[Figure content listings]
++++++

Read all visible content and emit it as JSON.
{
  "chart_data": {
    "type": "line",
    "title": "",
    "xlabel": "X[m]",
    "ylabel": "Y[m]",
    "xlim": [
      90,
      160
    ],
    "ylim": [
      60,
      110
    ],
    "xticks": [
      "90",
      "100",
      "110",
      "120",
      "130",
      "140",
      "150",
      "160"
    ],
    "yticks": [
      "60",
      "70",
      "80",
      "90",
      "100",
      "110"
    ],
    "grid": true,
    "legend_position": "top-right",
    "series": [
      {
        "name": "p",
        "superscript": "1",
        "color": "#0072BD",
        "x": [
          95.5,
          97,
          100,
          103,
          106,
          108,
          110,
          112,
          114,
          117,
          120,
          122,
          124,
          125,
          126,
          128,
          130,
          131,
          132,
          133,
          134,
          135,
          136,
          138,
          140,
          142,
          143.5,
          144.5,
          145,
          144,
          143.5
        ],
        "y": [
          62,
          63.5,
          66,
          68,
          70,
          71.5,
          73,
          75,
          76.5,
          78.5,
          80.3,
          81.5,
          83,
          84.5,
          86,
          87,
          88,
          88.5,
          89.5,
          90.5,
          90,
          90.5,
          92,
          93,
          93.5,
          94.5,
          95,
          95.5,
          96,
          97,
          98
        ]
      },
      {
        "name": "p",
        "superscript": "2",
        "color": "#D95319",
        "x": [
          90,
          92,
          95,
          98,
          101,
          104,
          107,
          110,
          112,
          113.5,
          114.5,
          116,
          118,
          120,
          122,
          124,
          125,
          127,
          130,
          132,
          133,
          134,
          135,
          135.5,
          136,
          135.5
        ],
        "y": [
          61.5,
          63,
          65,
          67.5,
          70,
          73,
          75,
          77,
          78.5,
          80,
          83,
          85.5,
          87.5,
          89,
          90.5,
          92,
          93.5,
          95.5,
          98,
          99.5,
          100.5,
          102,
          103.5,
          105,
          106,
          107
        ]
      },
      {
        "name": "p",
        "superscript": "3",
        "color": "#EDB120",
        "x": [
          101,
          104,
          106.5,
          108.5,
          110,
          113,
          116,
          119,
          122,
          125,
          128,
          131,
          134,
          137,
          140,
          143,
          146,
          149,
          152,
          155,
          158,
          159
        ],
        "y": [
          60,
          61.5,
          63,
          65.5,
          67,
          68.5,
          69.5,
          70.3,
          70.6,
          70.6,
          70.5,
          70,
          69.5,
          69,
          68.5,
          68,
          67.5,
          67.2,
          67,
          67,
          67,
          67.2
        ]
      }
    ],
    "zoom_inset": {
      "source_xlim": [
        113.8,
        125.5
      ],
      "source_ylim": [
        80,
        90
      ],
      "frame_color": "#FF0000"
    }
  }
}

++++++

Nothing should be left out: return all of the records exactly.

Task answer:
Read all visible content and emit it as JSON.
{
  "chart_data": {
    "type": "line",
    "title": "",
    "xlabel": "X[m]",
    "ylabel": "Y[m]",
    "xlim": [
      90,
      160
    ],
    "ylim": [
      60,
      110
    ],
    "xticks": [
      "90",
      "100",
      "110",
      "120",
      "130",
      "140",
      "150",
      "160"
    ],
    "yticks": [
      "60",
      "70",
      "80",
      "90",
      "100",
      "110"
    ],
    "grid": true,
    "legend_position": "top-right",
    "series": [
      {
        "name": "p",
        "superscript": "1",
        "color": "#0072BD",
        "x": [
          95.5,
          97,
          100,
          103,
          106,
          108,
          110,
          112,
          114,
          117,
          120,
          122,
          124,
          125,
          126,
          128,
          130,
          131,
          132,
          133,
          134,
          135,
          136,
          138,
          140,
          142,
          143.5,
          144.5,
          145,
          144,
          143.5
        ],
        "y": [
          62,
          63.5,
          66,
          68,
          70,
          71.5,
          73,
          75,
          76.5,
          78.5,
          80.3,
          81.5,
          83,
          84.5,
          86,
          87,
          88,
          88.5,
          89.5,
          90.5,
          90,
          90.5,
          92,
          93,
          93.5,
          94.5,
          95,
          95.5,
          96,
          97,
          98
        ]
      },
      {
        "name": "p",
        "superscript": "2",
        "color": "#D95319",
        "x": [
          90,
          92,
          95,
          98,
          101,
          104,
          107,
          110,
          112,
          113.5,
          114.5,
          116,
          118,
          120,
          122,
          124,
          125,
          127,
          130,
          132,
          133,
          134,
          135,
          135.5,
          136,
          135.5
        ],
        "y": [
          61.5,
          63,
          65,
          67.5,
          70,
          73,
          75,
          77,
          78.5,
          80,
          83,
          85.5,
          87.5,
          89,
          90.5,
          92,
          93.5,
          95.5,
          98,
          99.5,
          100.5,
          102,
          103.5,
          105,
          106,
          107
        ]
      },
      {
        "name": "p",
        "superscript": "3",
        "color": "#EDB120",
        "x": [
          101,
          104,
          106.5,
          108.5,
          110,
          113,
          116,
          119,
          122,
          125,
          128,
          131,
          134,
          137,
          140,
          143,
          146,
          149,
          152,
          155,
          158,
          159
        ],
        "y": [
          60,
          61.5,
          63,
          65.5,
          67,
          68.5,
          69.5,
          70.3,
          70.6,
          70.6,
          70.5,
          70,
          69.5,
          69,
          68.5,
          68,
          67.5,
          67.2,
          67,
          67,
          67,
          67.2
        ]
      }
    ],
    "zoom_inset": {
      "source_xlim": [
        113.8,
        125.5
      ],
      "source_ylim": [
        80,
        90
      ],
      "frame_color": "#FF0000"
    }
  }
}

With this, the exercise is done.